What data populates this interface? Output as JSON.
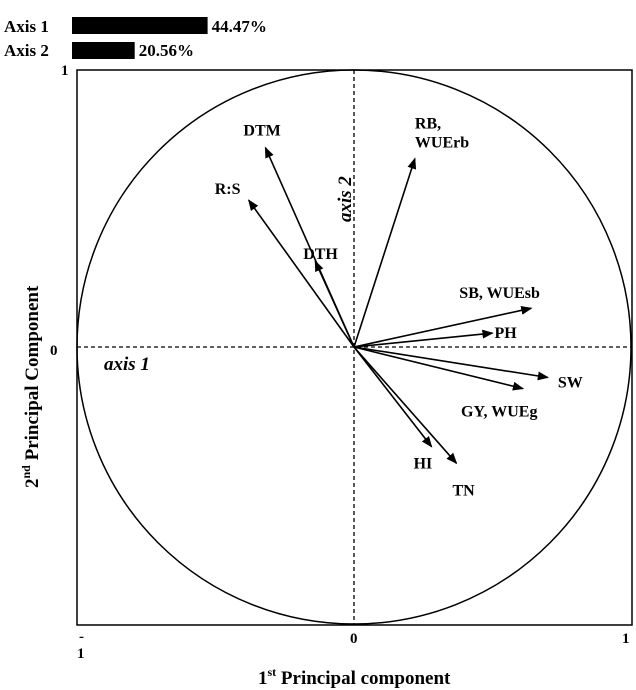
{
  "chart_data": {
    "type": "scatter",
    "title": "",
    "xlabel": {
      "base": "1",
      "sup": "st",
      "rest": " Principal component"
    },
    "ylabel": {
      "base": "2",
      "sup": "nd",
      "rest": " Principal Component"
    },
    "xlim": [
      -1,
      1
    ],
    "ylim": [
      -1,
      1
    ],
    "x_ticks": {
      "min": "-\n1",
      "min_top": "-",
      "min_bottom": "1",
      "mid": "0",
      "max": "1"
    },
    "y_ticks": {
      "max": "1",
      "mid": "0"
    },
    "axis_annotations": {
      "axis1": "axis 1",
      "axis2": "axis 2"
    },
    "explained_variance": [
      {
        "label": "Axis 1",
        "value": 44.47,
        "text": "44.47%"
      },
      {
        "label": "Axis 2",
        "value": 20.56,
        "text": "20.56%"
      }
    ],
    "vectors": [
      {
        "label": "DTM",
        "x": -0.32,
        "y": 0.72
      },
      {
        "label": "RB,",
        "label2": "WUErb",
        "x": 0.22,
        "y": 0.68
      },
      {
        "label": "R:S",
        "x": -0.38,
        "y": 0.53
      },
      {
        "label": "DTH",
        "x": -0.14,
        "y": 0.31
      },
      {
        "label": "SB, WUEsb",
        "x": 0.64,
        "y": 0.14
      },
      {
        "label": "PH",
        "x": 0.5,
        "y": 0.05
      },
      {
        "label": "SW",
        "x": 0.7,
        "y": -0.11
      },
      {
        "label": "GY, WUEg",
        "x": 0.61,
        "y": -0.15
      },
      {
        "label": "HI",
        "x": 0.28,
        "y": -0.36
      },
      {
        "label": "TN",
        "x": 0.37,
        "y": -0.42
      }
    ],
    "grid": false,
    "unit_circle": true
  }
}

+++

## Task
Transcribe the full listing character for character. Pictures are excluded.

## In response
What data populates this interface? Output as JSON.
{
  "chart_data": {
    "type": "scatter",
    "title": "",
    "xlabel": {
      "base": "1",
      "sup": "st",
      "rest": " Principal component"
    },
    "ylabel": {
      "base": "2",
      "sup": "nd",
      "rest": " Principal Component"
    },
    "xlim": [
      -1,
      1
    ],
    "ylim": [
      -1,
      1
    ],
    "x_ticks": {
      "min": "-\n1",
      "min_top": "-",
      "min_bottom": "1",
      "mid": "0",
      "max": "1"
    },
    "y_ticks": {
      "max": "1",
      "mid": "0"
    },
    "axis_annotations": {
      "axis1": "axis 1",
      "axis2": "axis 2"
    },
    "explained_variance": [
      {
        "label": "Axis 1",
        "value": 44.47,
        "text": "44.47%"
      },
      {
        "label": "Axis 2",
        "value": 20.56,
        "text": "20.56%"
      }
    ],
    "vectors": [
      {
        "label": "DTM",
        "x": -0.32,
        "y": 0.72
      },
      {
        "label": "RB,",
        "label2": "WUErb",
        "x": 0.22,
        "y": 0.68
      },
      {
        "label": "R:S",
        "x": -0.38,
        "y": 0.53
      },
      {
        "label": "DTH",
        "x": -0.14,
        "y": 0.31
      },
      {
        "label": "SB, WUEsb",
        "x": 0.64,
        "y": 0.14
      },
      {
        "label": "PH",
        "x": 0.5,
        "y": 0.05
      },
      {
        "label": "SW",
        "x": 0.7,
        "y": -0.11
      },
      {
        "label": "GY, WUEg",
        "x": 0.61,
        "y": -0.15
      },
      {
        "label": "HI",
        "x": 0.28,
        "y": -0.36
      },
      {
        "label": "TN",
        "x": 0.37,
        "y": -0.42
      }
    ],
    "grid": false,
    "unit_circle": true
  }
}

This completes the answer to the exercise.